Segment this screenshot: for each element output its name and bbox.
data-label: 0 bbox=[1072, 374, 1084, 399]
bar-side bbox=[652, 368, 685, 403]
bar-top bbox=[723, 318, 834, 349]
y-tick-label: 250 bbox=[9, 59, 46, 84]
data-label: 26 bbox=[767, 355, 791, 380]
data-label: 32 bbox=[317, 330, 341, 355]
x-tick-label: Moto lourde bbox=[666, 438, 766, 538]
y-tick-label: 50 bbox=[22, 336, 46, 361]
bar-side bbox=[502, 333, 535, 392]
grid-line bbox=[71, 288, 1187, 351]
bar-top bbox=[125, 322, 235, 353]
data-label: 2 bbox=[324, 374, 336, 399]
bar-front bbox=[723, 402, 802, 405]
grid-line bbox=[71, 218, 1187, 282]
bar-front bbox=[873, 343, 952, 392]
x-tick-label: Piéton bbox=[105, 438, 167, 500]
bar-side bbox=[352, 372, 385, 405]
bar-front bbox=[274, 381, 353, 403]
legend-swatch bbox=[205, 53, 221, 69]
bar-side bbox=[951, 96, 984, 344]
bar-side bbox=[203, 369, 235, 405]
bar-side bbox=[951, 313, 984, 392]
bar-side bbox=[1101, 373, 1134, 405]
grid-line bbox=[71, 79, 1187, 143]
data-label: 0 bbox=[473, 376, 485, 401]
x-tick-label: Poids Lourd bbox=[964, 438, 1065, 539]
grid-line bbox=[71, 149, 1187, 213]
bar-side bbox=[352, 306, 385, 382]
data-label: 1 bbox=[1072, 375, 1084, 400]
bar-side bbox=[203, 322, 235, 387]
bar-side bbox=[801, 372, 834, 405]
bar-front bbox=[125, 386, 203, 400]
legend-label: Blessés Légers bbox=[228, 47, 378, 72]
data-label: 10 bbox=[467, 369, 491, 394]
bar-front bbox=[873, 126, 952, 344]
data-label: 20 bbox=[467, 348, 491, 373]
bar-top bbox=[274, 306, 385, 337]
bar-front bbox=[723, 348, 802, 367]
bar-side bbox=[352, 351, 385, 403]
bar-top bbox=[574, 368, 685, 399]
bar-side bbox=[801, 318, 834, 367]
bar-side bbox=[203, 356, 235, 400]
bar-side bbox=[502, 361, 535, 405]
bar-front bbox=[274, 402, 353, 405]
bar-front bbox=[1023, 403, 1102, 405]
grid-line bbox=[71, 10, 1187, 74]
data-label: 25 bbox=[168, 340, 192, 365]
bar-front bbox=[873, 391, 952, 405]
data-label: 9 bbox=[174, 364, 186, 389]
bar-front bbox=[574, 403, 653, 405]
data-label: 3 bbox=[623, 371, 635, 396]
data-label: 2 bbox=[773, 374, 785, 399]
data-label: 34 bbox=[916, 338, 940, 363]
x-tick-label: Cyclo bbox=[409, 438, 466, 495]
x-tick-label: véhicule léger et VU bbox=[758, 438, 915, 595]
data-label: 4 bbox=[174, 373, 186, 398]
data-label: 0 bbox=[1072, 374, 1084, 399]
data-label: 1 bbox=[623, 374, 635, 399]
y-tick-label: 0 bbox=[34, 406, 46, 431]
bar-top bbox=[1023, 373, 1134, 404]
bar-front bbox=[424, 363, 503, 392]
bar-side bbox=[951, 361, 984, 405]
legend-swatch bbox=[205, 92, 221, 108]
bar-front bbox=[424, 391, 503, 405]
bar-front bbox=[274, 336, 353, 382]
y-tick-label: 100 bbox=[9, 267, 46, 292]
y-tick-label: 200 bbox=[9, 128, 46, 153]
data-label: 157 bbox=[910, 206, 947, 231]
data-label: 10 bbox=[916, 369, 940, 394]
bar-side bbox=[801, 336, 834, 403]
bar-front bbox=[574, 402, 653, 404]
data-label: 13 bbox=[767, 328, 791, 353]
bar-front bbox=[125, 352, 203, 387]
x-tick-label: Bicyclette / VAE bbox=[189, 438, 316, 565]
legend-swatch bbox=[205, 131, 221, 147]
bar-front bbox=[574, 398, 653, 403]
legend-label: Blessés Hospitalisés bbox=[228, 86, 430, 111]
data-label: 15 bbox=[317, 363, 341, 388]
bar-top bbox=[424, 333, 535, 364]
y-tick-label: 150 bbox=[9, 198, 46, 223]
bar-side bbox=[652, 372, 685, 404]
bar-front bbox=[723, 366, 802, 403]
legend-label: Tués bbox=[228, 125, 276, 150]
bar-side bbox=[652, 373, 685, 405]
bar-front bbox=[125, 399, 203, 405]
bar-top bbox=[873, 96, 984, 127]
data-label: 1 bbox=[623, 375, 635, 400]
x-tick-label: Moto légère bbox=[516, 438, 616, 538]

-*-

● DIRECTION:
Extract every line of the records above and copy each one unchanged.

● WORKED ANSWER:
Segment this screenshot: for each element output its name and bbox.
data-label: 0 bbox=[1072, 374, 1084, 399]
bar-side bbox=[652, 368, 685, 403]
bar-top bbox=[723, 318, 834, 349]
y-tick-label: 250 bbox=[9, 59, 46, 84]
data-label: 26 bbox=[767, 355, 791, 380]
data-label: 32 bbox=[317, 330, 341, 355]
x-tick-label: Moto lourde bbox=[666, 438, 766, 538]
y-tick-label: 50 bbox=[22, 336, 46, 361]
bar-side bbox=[502, 333, 535, 392]
grid-line bbox=[71, 288, 1187, 351]
bar-top bbox=[125, 322, 235, 353]
data-label: 2 bbox=[324, 374, 336, 399]
bar-front bbox=[723, 402, 802, 405]
grid-line bbox=[71, 218, 1187, 282]
bar-front bbox=[873, 343, 952, 392]
x-tick-label: Piéton bbox=[105, 438, 167, 500]
bar-side bbox=[352, 372, 385, 405]
bar-front bbox=[274, 381, 353, 403]
legend-swatch bbox=[205, 53, 221, 69]
bar-side bbox=[951, 96, 984, 344]
bar-side bbox=[203, 369, 235, 405]
bar-side bbox=[951, 313, 984, 392]
bar-side bbox=[1101, 373, 1134, 405]
grid-line bbox=[71, 79, 1187, 143]
data-label: 0 bbox=[473, 376, 485, 401]
x-tick-label: Poids Lourd bbox=[964, 438, 1065, 539]
grid-line bbox=[71, 149, 1187, 213]
bar-side bbox=[352, 306, 385, 382]
data-label: 1 bbox=[1072, 375, 1084, 400]
bar-side bbox=[203, 322, 235, 387]
bar-side bbox=[801, 372, 834, 405]
bar-front bbox=[125, 386, 203, 400]
legend-label: Blessés Légers bbox=[228, 47, 378, 72]
data-label: 10 bbox=[467, 369, 491, 394]
bar-front bbox=[873, 126, 952, 344]
data-label: 20 bbox=[467, 348, 491, 373]
bar-top bbox=[274, 306, 385, 337]
bar-front bbox=[723, 348, 802, 367]
bar-side bbox=[352, 351, 385, 403]
bar-top bbox=[574, 368, 685, 399]
bar-side bbox=[801, 318, 834, 367]
bar-side bbox=[203, 356, 235, 400]
bar-side bbox=[502, 361, 535, 405]
bar-front bbox=[274, 402, 353, 405]
bar-front bbox=[1023, 403, 1102, 405]
grid-line bbox=[71, 10, 1187, 74]
data-label: 25 bbox=[168, 340, 192, 365]
bar-front bbox=[873, 391, 952, 405]
data-label: 9 bbox=[174, 364, 186, 389]
bar-front bbox=[574, 403, 653, 405]
data-label: 3 bbox=[623, 371, 635, 396]
data-label: 2 bbox=[773, 374, 785, 399]
data-label: 34 bbox=[916, 338, 940, 363]
x-tick-label: Cyclo bbox=[409, 438, 466, 495]
x-tick-label: véhicule léger et VU bbox=[758, 438, 915, 595]
data-label: 4 bbox=[174, 373, 186, 398]
data-label: 0 bbox=[1072, 374, 1084, 399]
data-label: 1 bbox=[623, 374, 635, 399]
y-tick-label: 0 bbox=[34, 406, 46, 431]
bar-top bbox=[1023, 373, 1134, 404]
bar-front bbox=[424, 363, 503, 392]
bar-side bbox=[951, 361, 984, 405]
legend-swatch bbox=[205, 92, 221, 108]
bar-front bbox=[424, 391, 503, 405]
bar-front bbox=[274, 336, 353, 382]
y-tick-label: 100 bbox=[9, 267, 46, 292]
y-tick-label: 200 bbox=[9, 128, 46, 153]
data-label: 157 bbox=[910, 206, 947, 231]
data-label: 10 bbox=[916, 369, 940, 394]
bar-side bbox=[801, 336, 834, 403]
bar-front bbox=[574, 402, 653, 404]
data-label: 13 bbox=[767, 328, 791, 353]
bar-front bbox=[125, 352, 203, 387]
x-tick-label: Bicyclette / VAE bbox=[189, 438, 316, 565]
legend-swatch bbox=[205, 131, 221, 147]
bar-front bbox=[574, 398, 653, 403]
legend-label: Blessés Hospitalisés bbox=[228, 86, 430, 111]
data-label: 15 bbox=[317, 363, 341, 388]
bar-top bbox=[424, 333, 535, 364]
y-tick-label: 150 bbox=[9, 198, 46, 223]
bar-side bbox=[652, 372, 685, 404]
bar-front bbox=[723, 366, 802, 403]
legend-label: Tués bbox=[228, 125, 276, 150]
bar-side bbox=[652, 373, 685, 405]
bar-front bbox=[125, 399, 203, 405]
bar-top bbox=[873, 96, 984, 127]
data-label: 1 bbox=[623, 375, 635, 400]
x-tick-label: Moto légère bbox=[516, 438, 616, 538]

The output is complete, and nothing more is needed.